* **Directions for this task**
Each line of the records that holds "welche" should be shown in full.

* **Supplied records**
___
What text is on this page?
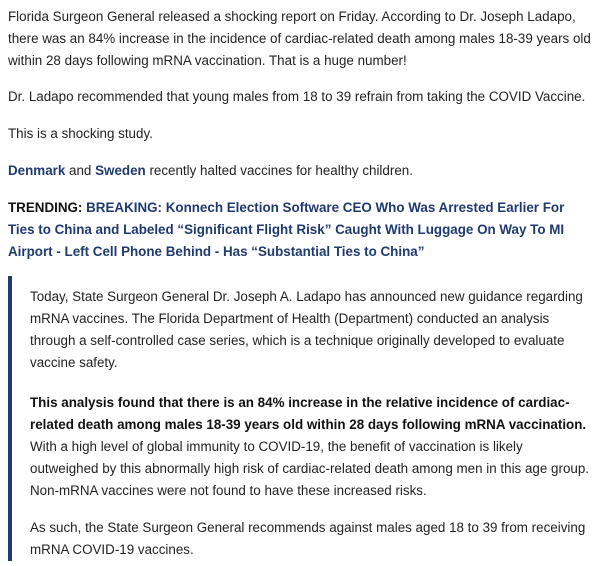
Florida Surgeon General released a shocking report on Friday. According to Dr. Joseph Ladapo, there was an 84% increase in the incidence of cardiac-related death among males 18-39 years old within 28 days following mRNA vaccination. That is a huge number!

Dr. Ladapo recommended that young males from 18 to 39 refrain from taking the COVID Vaccine.

This is a shocking study.

Denmark and Sweden recently halted vaccines for healthy children.

TRENDING: BREAKING: Konnech Election Software CEO Who Was Arrested Earlier For Ties to China and Labeled “Significant Flight Risk” Caught With Luggage On Way To MI Airport - Left Cell Phone Behind - Has “Substantial Ties to China”

Today, State Surgeon General Dr. Joseph A. Ladapo has announced new guidance regarding mRNA vaccines. The Florida Department of Health (Department) conducted an analysis through a self-controlled case series, which is a technique originally developed to evaluate vaccine safety.

This analysis found that there is an 84% increase in the relative incidence of cardiac-related death among males 18-39 years old within 28 days following mRNA vaccination. With a high level of global immunity to COVID-19, the benefit of vaccination is likely outweighed by this abnormally high risk of cardiac-related death among men in this age group. Non-mRNA vaccines were not found to have these increased risks.

As such, the State Surgeon General recommends against males aged 18 to 39 from receiving mRNA COVID-19 vaccines.
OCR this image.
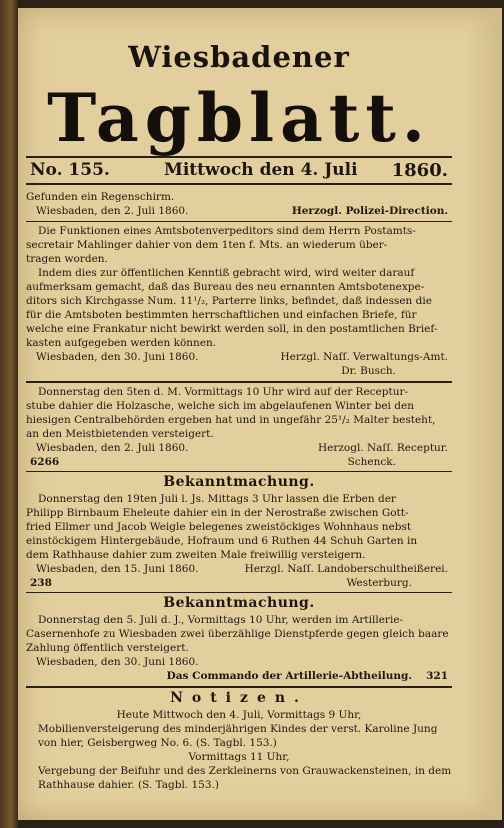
Wiesbadener
Tagblatt.
No. 155.	Mittwoch den 4. Juli 1860.
Gefunden ein Regenschirm.
Wiesbaden, den 2. Juli 1860.	Herzogl. Polizei-Direction.
Die Funktionen eines Amtsbotenverpeditors sind dem Herrn Postamts-
secretair Mahlinger dahier von dem 1ten f. Mts. an wiederum über-
tragen worden.
Indem dies zur öffentlichen Kenntiß gebracht wird, wird weiter darauf
aufmerksam gemacht, daß das Bureau des neu ernannten Amtsbotenexpe-
ditors sich Kirchgasse Num. 11¹/₂, Parterre links, befindet, daß indessen die
für die Amtsboten bestimmten herrschaftlichen und einfachen Briefe, für
welche eine Frankatur nicht bewirkt werden soll, in den postamtlichen Brief-
kasten aufgegeben werden können.
Wiesbaden, den 30. Juni 1860.	Herzgl. Naſſ. Verwaltungs-Amt.
Dr. Busch.
Donnerstag den 5ten d. M. Vormittags 10 Uhr wird auf der Receptur-
stube dahier die Holzasche, welche sich im abgelaufenen Winter bei den
hiesigen Centralbehörden ergeben hat und in ungefähr 25¹/₂ Malter besteht,
an den Meistbietenden versteigert.
Wiesbaden, den 2. Juli 1860.	Herzogl. Naſſ. Receptur.
6266	Schenck.
Bekanntmachung.
Donnerstag den 19ten Juli l. Js. Mittags 3 Uhr lassen die Erben der
Philipp Birnbaum Eheleute dahier ein in der Nerostraße zwischen Gott-
fried Ellmer und Jacob Weigle belegenes zweistöckiges Wohnhaus nebst
einstöckigem Hintergebäude, Hofraum und 6 Ruthen 44 Schuh Garten in
dem Rathhause dahier zum zweiten Male freiwillig versteigern.
Wiesbaden, den 15. Juni 1860.	Herzgl. Naſſ. Landoberschultheißerei.
238	Westerburg.
Bekanntmachung.
Donnerstag den 5. Juli d. J., Vormittags 10 Uhr, werden im Artillerie-
Casernenhofe zu Wiesbaden zwei überzählige Dienstpferde gegen gleich baare
Zahlung öffentlich versteigert.
Wiesbaden, den 30. Juni 1860.
Das Commando der Artillerie-Abtheilung. 321
Notizen.
Heute Mittwoch den 4. Juli, Vormittags 9 Uhr,
Mobilienversteigerung des minderjährigen Kindes der verst. Karoline Jung
von hier, Geisbergweg No. 6. (S. Tagbl. 153.)
Vormittags 11 Uhr,
Vergebung der Beifuhr und des Zerkleinerns von Grauwackensteinen, in dem
Rathhause dahier. (S. Tagbl. 153.)
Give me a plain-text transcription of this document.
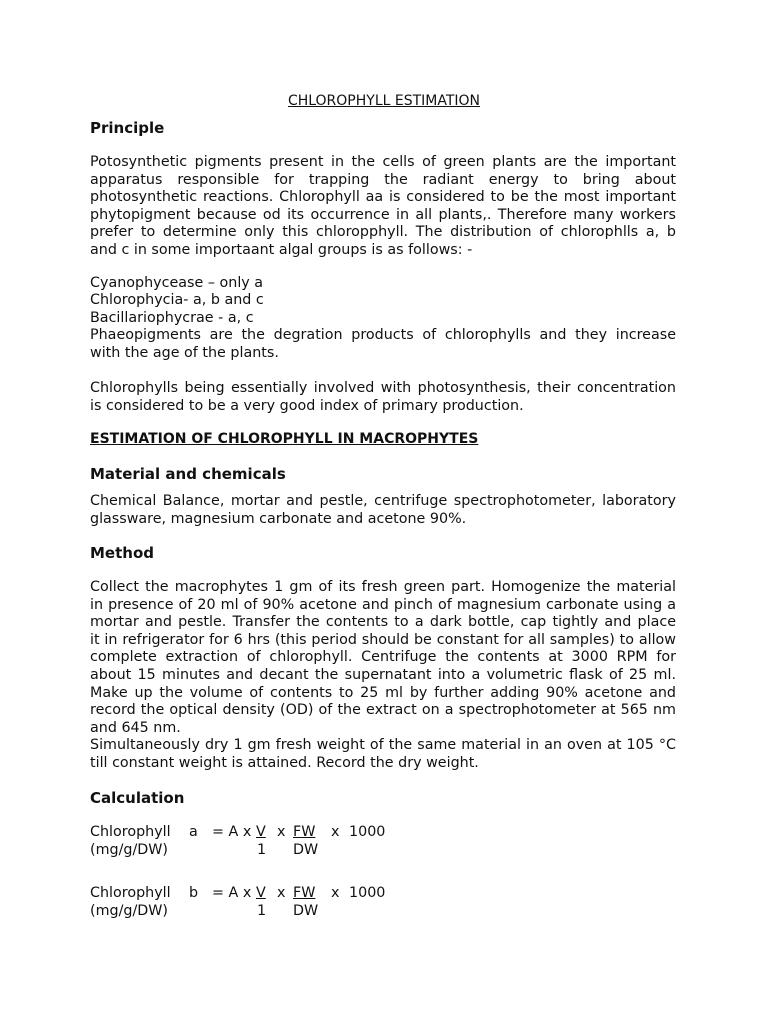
CHLOROPHYLL ESTIMATION
Principle
Potosynthetic pigments present in the cells of green plants are the important
apparatus responsible for trapping the radiant energy to bring about
photosynthetic reactions. Chlorophyll aa is considered to be the most important
phytopigment because od its occurrence in all plants,. Therefore many workers
prefer to determine only this chloropphyll. The distribution of chlorophlls a, b
and c in some importaant algal groups is as follows: -
Cyanophycease – only a
Chlorophycia- a, b and c
Bacillariophycrae - a, c
Phaeopigments are the degration products of chlorophylls and they increase
with the age of the plants.
Chlorophylls being essentially involved with photosynthesis, their concentration
is considered to be a very good index of primary production.
ESTIMATION OF CHLOROPHYLL IN MACROPHYTES
Material and chemicals
Chemical Balance, mortar and pestle, centrifuge spectrophotometer, laboratory
glassware, magnesium carbonate and acetone 90%.
Method
Collect the macrophytes 1 gm of its fresh green part. Homogenize the material
in presence of 20 ml of 90% acetone and pinch of magnesium carbonate using a
mortar and pestle. Transfer the contents to a dark bottle, cap tightly and place
it in refrigerator for 6 hrs (this period should be constant for all samples) to allow
complete extraction of chlorophyll. Centrifuge the contents at 3000 RPM for
about 15 minutes and decant the supernatant into a volumetric flask of 25 ml.
Make up the volume of contents to 25 ml by further adding 90% acetone and
record the optical density (OD) of the extract on a spectrophotometer at 565 nm
and 645 nm.
Simultaneously dry 1 gm fresh weight of the same material in an oven at 105 °C
till constant weight is attained. Record the dry weight.
Calculation
Chlorophyll a = A x V x FW x 1000
(mg/g/DW)	1 DW
Chlorophyll b = A x V x FW x 1000
(mg/g/DW)	1 DW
___
* **Written response**
welche eine Frankatur nicht bewirkt werden soll, in den postamtlichen Brief-
stube dahier die Holzasche, welche sich im abgelaufenen Winter bei den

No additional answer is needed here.